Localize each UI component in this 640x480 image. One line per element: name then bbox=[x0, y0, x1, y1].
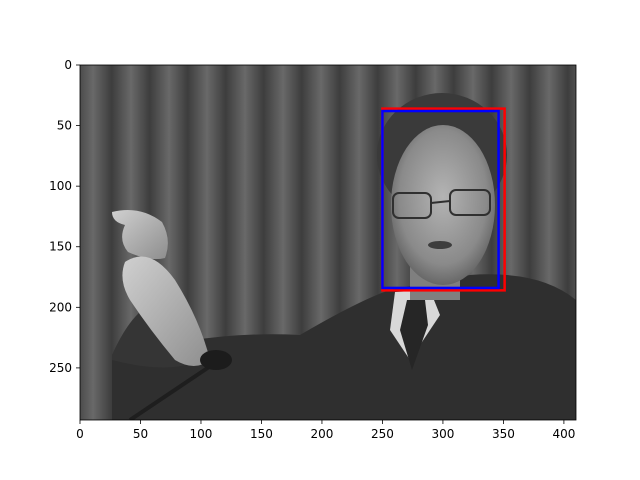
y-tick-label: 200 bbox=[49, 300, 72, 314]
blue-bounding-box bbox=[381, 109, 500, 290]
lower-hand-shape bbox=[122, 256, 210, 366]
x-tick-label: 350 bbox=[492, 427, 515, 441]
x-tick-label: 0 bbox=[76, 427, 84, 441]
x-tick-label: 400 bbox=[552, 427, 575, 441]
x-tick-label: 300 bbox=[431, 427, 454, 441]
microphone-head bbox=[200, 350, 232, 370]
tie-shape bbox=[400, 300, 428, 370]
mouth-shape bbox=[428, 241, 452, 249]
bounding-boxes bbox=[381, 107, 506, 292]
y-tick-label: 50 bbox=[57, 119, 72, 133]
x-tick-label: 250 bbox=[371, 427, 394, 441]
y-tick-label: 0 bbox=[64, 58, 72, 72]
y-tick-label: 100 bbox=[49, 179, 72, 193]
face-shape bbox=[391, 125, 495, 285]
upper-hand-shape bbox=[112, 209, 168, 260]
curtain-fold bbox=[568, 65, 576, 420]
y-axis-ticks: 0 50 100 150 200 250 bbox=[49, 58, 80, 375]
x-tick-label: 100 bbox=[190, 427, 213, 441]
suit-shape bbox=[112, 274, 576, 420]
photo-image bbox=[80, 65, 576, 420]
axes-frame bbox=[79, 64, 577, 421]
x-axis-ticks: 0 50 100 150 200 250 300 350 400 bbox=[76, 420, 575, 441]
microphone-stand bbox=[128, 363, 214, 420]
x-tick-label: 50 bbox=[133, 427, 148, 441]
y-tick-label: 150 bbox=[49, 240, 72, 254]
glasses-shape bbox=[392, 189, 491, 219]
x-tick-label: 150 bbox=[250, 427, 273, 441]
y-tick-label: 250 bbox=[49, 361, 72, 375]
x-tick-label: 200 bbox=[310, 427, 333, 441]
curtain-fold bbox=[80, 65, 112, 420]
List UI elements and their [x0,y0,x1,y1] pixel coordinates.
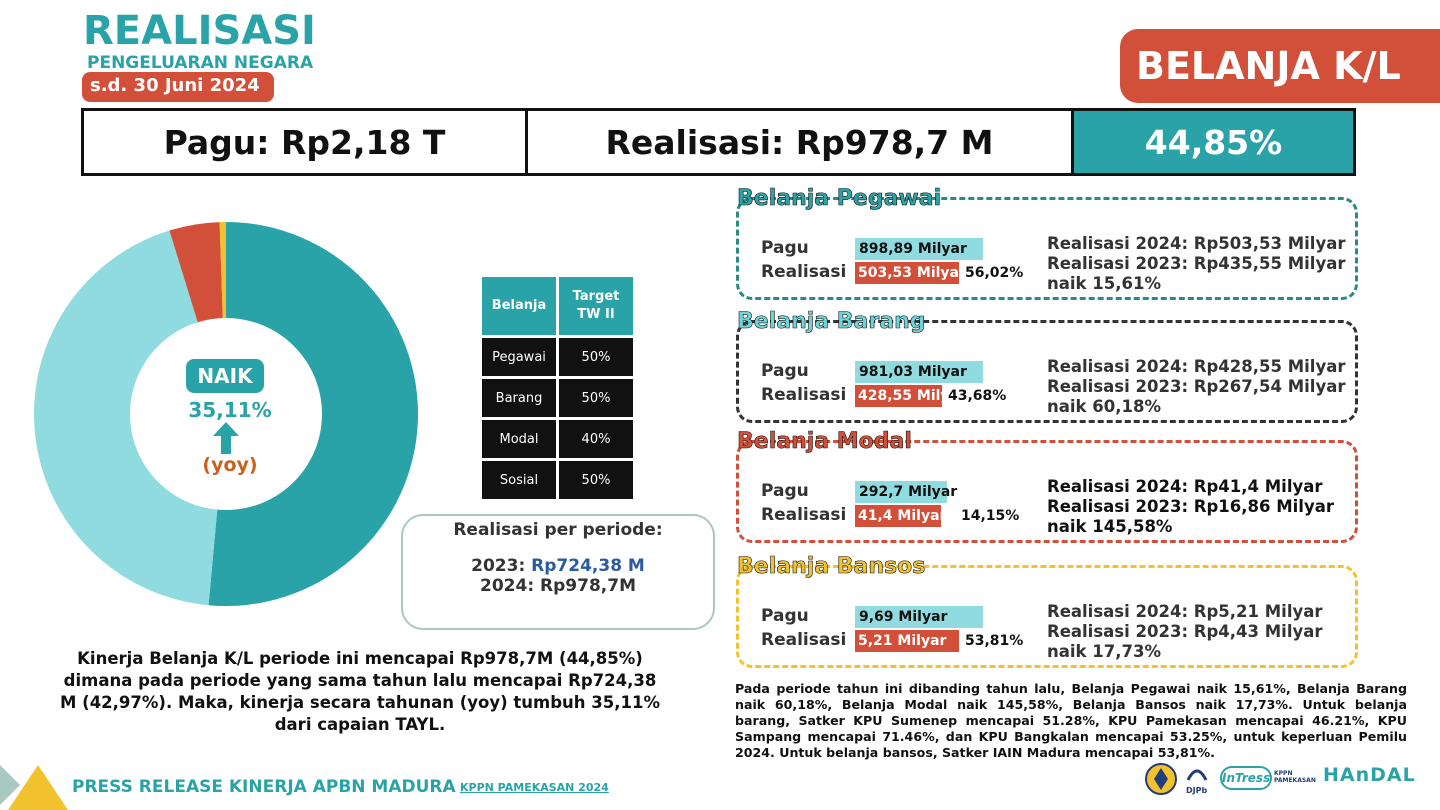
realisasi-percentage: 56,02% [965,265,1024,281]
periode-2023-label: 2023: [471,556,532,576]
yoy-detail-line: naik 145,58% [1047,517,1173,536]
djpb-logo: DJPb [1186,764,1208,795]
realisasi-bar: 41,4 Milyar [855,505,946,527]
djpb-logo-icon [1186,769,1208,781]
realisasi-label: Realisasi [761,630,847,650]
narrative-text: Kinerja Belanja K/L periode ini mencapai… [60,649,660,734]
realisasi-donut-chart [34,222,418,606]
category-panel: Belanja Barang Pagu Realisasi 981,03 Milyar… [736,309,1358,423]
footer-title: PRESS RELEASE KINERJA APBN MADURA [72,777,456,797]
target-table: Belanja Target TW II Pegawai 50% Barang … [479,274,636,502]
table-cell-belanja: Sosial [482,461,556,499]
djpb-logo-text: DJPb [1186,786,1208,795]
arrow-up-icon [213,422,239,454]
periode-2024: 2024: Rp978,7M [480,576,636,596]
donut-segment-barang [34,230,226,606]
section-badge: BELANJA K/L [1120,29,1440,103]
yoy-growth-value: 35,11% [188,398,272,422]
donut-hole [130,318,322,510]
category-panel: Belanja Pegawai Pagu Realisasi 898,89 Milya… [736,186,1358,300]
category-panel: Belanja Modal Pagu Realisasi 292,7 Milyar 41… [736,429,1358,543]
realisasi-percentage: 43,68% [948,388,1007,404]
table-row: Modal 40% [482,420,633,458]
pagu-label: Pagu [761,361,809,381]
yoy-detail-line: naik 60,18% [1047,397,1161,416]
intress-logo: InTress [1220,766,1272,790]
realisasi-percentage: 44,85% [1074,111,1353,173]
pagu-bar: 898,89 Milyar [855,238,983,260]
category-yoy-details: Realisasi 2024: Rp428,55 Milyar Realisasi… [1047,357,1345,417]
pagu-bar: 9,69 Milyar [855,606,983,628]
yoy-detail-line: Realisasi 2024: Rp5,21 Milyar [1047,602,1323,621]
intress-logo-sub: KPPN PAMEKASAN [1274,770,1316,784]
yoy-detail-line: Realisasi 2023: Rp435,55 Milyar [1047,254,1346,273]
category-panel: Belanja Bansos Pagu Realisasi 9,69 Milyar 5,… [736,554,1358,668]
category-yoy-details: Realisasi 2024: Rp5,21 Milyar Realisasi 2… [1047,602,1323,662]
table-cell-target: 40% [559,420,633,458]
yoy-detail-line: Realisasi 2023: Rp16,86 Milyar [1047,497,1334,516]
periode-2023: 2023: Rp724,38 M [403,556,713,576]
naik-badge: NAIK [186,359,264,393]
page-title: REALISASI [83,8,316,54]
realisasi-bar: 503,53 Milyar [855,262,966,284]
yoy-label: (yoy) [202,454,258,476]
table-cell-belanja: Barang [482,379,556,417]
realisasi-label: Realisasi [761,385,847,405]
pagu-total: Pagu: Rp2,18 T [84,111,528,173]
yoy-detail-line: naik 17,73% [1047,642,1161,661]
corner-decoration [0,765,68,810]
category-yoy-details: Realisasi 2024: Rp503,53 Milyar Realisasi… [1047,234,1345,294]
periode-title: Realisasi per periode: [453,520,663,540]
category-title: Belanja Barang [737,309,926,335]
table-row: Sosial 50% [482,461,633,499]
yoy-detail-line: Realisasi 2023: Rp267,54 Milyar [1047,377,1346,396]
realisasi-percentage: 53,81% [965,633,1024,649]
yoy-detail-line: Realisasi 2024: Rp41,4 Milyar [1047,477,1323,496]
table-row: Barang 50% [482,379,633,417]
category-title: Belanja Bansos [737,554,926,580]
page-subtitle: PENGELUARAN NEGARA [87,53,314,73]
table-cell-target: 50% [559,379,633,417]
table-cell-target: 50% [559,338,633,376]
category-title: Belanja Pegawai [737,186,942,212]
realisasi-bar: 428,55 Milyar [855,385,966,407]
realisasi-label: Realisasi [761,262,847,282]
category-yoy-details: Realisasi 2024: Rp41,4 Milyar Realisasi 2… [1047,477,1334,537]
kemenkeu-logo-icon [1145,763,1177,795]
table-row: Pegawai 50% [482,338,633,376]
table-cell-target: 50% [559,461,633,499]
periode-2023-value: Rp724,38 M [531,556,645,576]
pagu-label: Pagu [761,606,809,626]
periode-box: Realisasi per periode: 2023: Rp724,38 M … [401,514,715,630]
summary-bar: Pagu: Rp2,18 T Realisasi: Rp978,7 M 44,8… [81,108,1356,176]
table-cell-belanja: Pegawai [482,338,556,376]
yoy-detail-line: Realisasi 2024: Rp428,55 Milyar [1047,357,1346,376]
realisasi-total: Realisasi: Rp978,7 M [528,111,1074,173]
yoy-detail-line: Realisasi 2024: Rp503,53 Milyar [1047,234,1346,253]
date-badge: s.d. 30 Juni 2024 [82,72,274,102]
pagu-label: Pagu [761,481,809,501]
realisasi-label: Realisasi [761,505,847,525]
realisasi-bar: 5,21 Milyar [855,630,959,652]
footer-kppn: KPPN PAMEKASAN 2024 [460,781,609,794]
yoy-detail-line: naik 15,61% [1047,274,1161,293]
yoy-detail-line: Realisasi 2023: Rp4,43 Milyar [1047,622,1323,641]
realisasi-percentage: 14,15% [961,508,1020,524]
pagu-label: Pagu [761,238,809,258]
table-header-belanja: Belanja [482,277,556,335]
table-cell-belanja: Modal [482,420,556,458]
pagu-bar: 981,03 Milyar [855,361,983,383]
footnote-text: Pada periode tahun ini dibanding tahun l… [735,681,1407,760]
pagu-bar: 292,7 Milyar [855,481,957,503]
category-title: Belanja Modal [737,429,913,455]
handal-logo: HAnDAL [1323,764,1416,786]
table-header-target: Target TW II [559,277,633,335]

⁂

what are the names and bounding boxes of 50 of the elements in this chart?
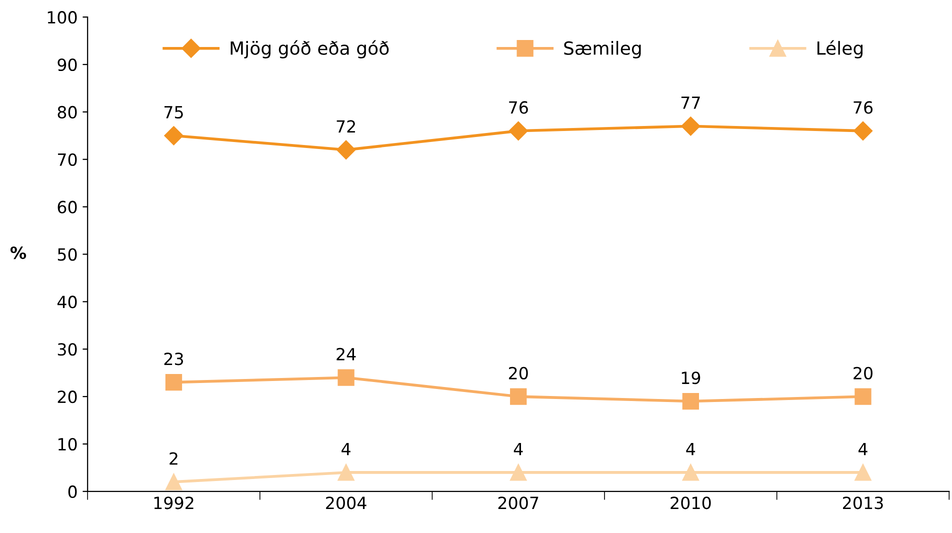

⁂

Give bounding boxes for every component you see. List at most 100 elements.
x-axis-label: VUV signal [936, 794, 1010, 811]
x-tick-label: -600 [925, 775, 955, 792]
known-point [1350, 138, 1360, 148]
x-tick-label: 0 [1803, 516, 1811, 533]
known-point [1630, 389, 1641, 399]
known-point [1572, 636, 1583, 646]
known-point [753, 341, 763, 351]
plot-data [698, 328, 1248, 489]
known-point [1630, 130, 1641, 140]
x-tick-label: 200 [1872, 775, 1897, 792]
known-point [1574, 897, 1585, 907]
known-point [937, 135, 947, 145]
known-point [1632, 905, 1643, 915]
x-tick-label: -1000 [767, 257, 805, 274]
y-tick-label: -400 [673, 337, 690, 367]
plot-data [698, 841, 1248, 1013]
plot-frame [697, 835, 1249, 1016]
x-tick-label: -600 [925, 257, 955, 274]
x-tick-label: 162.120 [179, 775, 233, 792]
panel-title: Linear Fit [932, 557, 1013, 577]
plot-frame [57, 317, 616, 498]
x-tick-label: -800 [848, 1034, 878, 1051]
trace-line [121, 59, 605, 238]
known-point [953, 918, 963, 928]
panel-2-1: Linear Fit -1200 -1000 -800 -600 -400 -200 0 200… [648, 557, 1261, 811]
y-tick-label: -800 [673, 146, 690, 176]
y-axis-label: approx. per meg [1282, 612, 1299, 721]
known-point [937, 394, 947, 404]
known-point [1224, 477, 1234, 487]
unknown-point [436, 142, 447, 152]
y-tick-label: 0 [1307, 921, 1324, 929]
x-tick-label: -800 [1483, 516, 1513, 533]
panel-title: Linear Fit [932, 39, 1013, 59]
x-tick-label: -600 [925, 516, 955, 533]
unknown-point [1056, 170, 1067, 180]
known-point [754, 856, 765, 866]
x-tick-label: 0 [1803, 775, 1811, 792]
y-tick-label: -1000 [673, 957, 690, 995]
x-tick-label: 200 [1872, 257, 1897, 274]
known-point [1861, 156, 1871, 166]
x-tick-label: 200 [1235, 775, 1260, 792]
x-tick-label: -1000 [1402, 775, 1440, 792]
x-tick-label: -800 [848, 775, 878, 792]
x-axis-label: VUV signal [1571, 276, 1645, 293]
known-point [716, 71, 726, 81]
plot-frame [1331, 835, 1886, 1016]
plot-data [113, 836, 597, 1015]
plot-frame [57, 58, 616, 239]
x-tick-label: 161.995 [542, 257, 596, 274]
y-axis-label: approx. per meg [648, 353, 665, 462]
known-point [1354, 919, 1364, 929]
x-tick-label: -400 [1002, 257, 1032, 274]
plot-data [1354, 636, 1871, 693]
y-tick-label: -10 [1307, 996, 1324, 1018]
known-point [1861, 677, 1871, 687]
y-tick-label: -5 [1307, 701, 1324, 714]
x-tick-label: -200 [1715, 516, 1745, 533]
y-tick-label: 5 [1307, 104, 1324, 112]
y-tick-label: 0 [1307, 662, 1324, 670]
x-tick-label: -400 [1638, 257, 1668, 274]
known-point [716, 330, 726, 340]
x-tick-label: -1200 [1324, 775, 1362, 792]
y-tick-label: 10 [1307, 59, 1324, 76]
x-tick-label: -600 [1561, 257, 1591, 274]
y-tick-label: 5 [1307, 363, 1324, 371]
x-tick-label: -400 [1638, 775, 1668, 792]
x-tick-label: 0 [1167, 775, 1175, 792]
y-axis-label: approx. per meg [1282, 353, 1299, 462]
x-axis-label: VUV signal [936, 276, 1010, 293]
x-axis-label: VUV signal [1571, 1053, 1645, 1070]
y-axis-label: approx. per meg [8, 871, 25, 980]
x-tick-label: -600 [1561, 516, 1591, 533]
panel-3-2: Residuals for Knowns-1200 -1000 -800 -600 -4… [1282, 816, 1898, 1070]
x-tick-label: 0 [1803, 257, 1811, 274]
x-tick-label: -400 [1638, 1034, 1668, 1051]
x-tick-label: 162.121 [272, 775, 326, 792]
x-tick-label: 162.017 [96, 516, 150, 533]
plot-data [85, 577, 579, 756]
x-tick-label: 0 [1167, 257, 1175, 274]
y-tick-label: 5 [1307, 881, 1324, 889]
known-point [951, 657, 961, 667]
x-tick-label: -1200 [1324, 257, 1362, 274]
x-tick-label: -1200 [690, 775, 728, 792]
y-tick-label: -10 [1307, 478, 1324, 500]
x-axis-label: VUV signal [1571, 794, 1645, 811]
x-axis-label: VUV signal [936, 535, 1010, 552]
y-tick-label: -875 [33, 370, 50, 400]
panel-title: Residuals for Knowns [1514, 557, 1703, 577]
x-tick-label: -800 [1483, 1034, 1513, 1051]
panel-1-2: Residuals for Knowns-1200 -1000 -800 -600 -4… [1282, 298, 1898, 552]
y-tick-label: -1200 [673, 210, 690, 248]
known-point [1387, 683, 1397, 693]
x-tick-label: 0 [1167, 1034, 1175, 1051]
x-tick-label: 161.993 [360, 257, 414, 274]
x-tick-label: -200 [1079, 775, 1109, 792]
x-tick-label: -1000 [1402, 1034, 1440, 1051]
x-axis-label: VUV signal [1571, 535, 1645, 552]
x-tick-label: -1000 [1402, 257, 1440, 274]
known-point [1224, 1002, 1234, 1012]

⁂

Yukarıdaki kayıtlardan "List UI elements" içeren satırdan "donut-hole [130,318,322,510]" içeren satıra kadar olan bölümü (iki uç dahil) "sorgu" ve "sonuç" sütunlu iki sütunlu bir CSV olarak verin. Her kayıt için bir satır olsun, metni ve cevabı satır sonları boşluğa çevrilerek ayrı ayrı tek bir tırnaklı alana yazılsın, görseller ise yanıta alınmasın.

sorgu,sonuç
"List UI elements and their [x0,y0,x1,y1] pixel coordinates.","realisasi-percentage: 56,02% [965,265,1024,281] periode-2023-label: 2023: [471,556,532,576] yoy-detail-line: naik 145,58% [1047,517,1173,536] djpb-logo: DJPb [1186,764,1208,795] realisasi-bar: 41,4 Milyar [855,505,946,527] djpb-logo-icon [1186,769,1208,781] realisasi-label: Realisasi [761,630,847,650] narrative-text: Kinerja Belanja K/L periode ini mencapai… [60,649,660,734] realisasi-donut-chart [34,222,418,606] category-panel: Belanja Barang Pagu Realisasi 981,03 Milyar… [736,309,1358,423] footer-title: PRESS RELEASE KINERJA APBN MADURA [72,777,456,797] target-table: Belanja Target TW II Pegawai 50% Barang … [479,274,636,502] table-cell-belanja: Sosial [482,461,556,499] djpb-logo-text: DJPb [1186,786,1208,795] arrow-up-icon [213,422,239,454] periode-2024: 2024: Rp978,7M [480,576,636,596] donut-segment-barang [34,230,226,606] section-badge: BELANJA K/L [1120,29,1440,103] yoy-growth-value: 35,11% [188,398,272,422] donut-hole [130,318,322,510]"